**CHALLENGE**
Find the lines with the string "color" and return them.

─── WORKING DATA ───

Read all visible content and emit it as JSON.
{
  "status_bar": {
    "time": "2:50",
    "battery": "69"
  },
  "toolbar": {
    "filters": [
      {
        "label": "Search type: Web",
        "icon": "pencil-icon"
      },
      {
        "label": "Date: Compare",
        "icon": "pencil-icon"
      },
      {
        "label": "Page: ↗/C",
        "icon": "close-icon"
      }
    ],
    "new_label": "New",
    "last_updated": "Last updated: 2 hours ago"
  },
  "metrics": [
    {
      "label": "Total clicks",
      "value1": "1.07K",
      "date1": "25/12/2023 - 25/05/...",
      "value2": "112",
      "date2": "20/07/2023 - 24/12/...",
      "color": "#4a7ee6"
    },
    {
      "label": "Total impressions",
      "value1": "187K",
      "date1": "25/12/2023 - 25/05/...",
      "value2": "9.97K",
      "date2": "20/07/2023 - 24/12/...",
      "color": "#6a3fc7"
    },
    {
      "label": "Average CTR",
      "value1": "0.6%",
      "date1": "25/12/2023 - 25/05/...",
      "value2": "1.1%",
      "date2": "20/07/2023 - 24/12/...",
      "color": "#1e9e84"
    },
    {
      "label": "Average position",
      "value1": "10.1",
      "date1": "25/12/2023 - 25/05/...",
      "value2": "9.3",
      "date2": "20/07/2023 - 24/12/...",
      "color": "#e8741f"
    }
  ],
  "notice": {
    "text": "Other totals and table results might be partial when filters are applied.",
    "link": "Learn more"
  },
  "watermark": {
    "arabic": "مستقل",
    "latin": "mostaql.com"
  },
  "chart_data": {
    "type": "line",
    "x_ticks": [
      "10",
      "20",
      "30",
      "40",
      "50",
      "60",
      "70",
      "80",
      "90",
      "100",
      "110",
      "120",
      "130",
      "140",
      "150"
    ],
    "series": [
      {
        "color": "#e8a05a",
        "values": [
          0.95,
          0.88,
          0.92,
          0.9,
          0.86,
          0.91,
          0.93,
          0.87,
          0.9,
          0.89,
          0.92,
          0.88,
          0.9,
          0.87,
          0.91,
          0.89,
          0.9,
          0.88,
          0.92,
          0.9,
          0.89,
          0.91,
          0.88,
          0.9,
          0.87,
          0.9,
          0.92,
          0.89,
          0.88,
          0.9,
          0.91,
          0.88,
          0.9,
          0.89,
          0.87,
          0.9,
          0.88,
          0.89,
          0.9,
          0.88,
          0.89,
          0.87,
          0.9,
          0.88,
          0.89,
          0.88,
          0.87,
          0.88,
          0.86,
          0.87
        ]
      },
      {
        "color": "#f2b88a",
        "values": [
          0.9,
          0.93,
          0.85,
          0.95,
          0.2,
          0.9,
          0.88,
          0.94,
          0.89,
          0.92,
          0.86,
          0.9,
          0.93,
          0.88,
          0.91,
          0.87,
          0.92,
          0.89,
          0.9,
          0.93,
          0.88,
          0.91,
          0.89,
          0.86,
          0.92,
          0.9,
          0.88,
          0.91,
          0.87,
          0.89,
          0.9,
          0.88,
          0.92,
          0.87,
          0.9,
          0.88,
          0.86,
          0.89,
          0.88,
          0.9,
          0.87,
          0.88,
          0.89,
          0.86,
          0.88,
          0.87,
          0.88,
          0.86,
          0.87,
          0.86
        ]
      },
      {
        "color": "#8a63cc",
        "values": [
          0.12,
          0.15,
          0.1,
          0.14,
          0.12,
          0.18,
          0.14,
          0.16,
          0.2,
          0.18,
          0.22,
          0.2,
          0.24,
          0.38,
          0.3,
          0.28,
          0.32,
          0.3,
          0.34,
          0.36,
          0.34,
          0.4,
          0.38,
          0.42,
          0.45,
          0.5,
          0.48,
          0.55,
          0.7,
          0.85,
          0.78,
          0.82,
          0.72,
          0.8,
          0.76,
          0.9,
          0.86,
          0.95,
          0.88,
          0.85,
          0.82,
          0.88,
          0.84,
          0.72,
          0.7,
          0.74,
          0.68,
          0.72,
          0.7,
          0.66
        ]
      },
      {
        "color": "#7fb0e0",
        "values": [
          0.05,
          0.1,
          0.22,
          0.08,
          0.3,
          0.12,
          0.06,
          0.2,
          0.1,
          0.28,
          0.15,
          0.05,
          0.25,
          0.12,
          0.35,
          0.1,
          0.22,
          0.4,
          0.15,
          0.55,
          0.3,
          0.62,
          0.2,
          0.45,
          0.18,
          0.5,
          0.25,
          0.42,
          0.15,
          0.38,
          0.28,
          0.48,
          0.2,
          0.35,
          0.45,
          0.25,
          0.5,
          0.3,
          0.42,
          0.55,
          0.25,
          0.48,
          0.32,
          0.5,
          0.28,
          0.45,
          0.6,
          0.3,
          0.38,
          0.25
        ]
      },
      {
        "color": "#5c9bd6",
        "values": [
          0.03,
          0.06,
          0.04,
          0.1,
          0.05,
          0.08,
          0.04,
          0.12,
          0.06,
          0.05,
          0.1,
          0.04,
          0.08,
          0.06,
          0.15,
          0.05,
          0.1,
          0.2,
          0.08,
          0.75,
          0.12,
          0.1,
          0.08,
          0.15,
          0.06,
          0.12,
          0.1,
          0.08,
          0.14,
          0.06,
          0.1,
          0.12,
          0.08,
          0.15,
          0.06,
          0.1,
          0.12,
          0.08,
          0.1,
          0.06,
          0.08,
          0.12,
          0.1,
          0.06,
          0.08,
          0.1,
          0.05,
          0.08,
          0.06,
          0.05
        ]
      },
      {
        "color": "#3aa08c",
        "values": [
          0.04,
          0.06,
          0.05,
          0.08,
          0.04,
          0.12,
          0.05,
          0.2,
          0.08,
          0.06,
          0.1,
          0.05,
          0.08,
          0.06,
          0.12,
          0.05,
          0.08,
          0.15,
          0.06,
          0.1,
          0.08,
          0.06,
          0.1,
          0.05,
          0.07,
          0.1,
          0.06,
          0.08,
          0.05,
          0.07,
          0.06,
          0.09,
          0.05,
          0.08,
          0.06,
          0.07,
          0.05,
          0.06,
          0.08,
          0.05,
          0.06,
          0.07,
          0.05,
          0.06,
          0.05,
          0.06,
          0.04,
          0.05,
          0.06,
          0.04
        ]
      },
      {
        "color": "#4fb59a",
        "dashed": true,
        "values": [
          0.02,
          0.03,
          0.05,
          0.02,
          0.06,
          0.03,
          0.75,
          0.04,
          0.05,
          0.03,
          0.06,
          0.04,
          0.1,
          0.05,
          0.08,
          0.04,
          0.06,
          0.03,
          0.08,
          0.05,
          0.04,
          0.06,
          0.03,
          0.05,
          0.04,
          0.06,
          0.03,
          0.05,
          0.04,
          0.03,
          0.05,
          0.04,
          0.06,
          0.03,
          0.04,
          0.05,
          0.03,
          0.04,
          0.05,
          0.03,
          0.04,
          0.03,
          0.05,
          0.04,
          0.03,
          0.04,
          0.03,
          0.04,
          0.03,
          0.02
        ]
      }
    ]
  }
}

───

**REPLY TO THE TASK**
      "color": "#4a7ee6"
      "color": "#6a3fc7"
      "color": "#1e9e84"
      "color": "#e8741f"
        "color": "#e8a05a",
        "color": "#f2b88a",
        "color": "#8a63cc",
        "color": "#7fb0e0",
        "color": "#5c9bd6",
        "color": "#3aa08c",
        "color": "#4fb59a",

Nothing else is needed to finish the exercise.